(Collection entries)
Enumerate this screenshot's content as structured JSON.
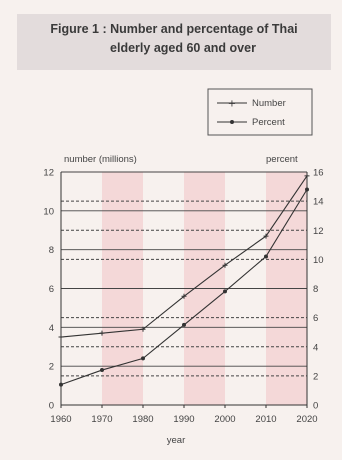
{
  "header": {
    "title_line1": "Figure 1 :  Number and percentage of Thai",
    "title_line2": "elderly aged 60 and over"
  },
  "colors": {
    "band": "#f4d8d8",
    "line": "#333333",
    "grid": "#444444",
    "background": "#f7f1ee"
  },
  "chart_data": {
    "type": "line",
    "x": [
      1960,
      1970,
      1980,
      1990,
      2000,
      2010,
      2020
    ],
    "xticks": [
      "1960",
      "1970",
      "1980",
      "1990",
      "2000",
      "2010",
      "2020"
    ],
    "xlabel": "year",
    "xlim": [
      1960,
      2020
    ],
    "ylabel_left": "number (millions)",
    "ylabel_right": "percent",
    "ylim_left": [
      0,
      12
    ],
    "ylim_right": [
      0,
      16
    ],
    "yticks_left": [
      "0",
      "2",
      "4",
      "6",
      "8",
      "10",
      "12"
    ],
    "yticks_right": [
      "0",
      "2",
      "4",
      "6",
      "8",
      "10",
      "12",
      "14",
      "16"
    ],
    "shaded_decades": [
      [
        1970,
        1980
      ],
      [
        1990,
        2000
      ],
      [
        2010,
        2020
      ]
    ],
    "legend_position": "top-right",
    "series": [
      {
        "name": "Number",
        "axis": "left",
        "marker": "plus",
        "values": [
          3.5,
          3.7,
          3.9,
          5.6,
          7.2,
          8.7,
          11.8
        ]
      },
      {
        "name": "Percent",
        "axis": "right",
        "marker": "dot",
        "values": [
          1.4,
          2.4,
          3.2,
          5.5,
          7.8,
          10.2,
          14.8
        ]
      }
    ]
  }
}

• _Exercise details_
Give the entries again word for word, but skip the pictures.

• _Exercise output_
Enumerate this screenshot's content as structured JSON.
{
  "header": {
    "title_line1": "Figure 1 :  Number and percentage of Thai",
    "title_line2": "elderly aged 60 and over"
  },
  "colors": {
    "band": "#f4d8d8",
    "line": "#333333",
    "grid": "#444444",
    "background": "#f7f1ee"
  },
  "chart_data": {
    "type": "line",
    "x": [
      1960,
      1970,
      1980,
      1990,
      2000,
      2010,
      2020
    ],
    "xticks": [
      "1960",
      "1970",
      "1980",
      "1990",
      "2000",
      "2010",
      "2020"
    ],
    "xlabel": "year",
    "xlim": [
      1960,
      2020
    ],
    "ylabel_left": "number (millions)",
    "ylabel_right": "percent",
    "ylim_left": [
      0,
      12
    ],
    "ylim_right": [
      0,
      16
    ],
    "yticks_left": [
      "0",
      "2",
      "4",
      "6",
      "8",
      "10",
      "12"
    ],
    "yticks_right": [
      "0",
      "2",
      "4",
      "6",
      "8",
      "10",
      "12",
      "14",
      "16"
    ],
    "shaded_decades": [
      [
        1970,
        1980
      ],
      [
        1990,
        2000
      ],
      [
        2010,
        2020
      ]
    ],
    "legend_position": "top-right",
    "series": [
      {
        "name": "Number",
        "axis": "left",
        "marker": "plus",
        "values": [
          3.5,
          3.7,
          3.9,
          5.6,
          7.2,
          8.7,
          11.8
        ]
      },
      {
        "name": "Percent",
        "axis": "right",
        "marker": "dot",
        "values": [
          1.4,
          2.4,
          3.2,
          5.5,
          7.8,
          10.2,
          14.8
        ]
      }
    ]
  }
}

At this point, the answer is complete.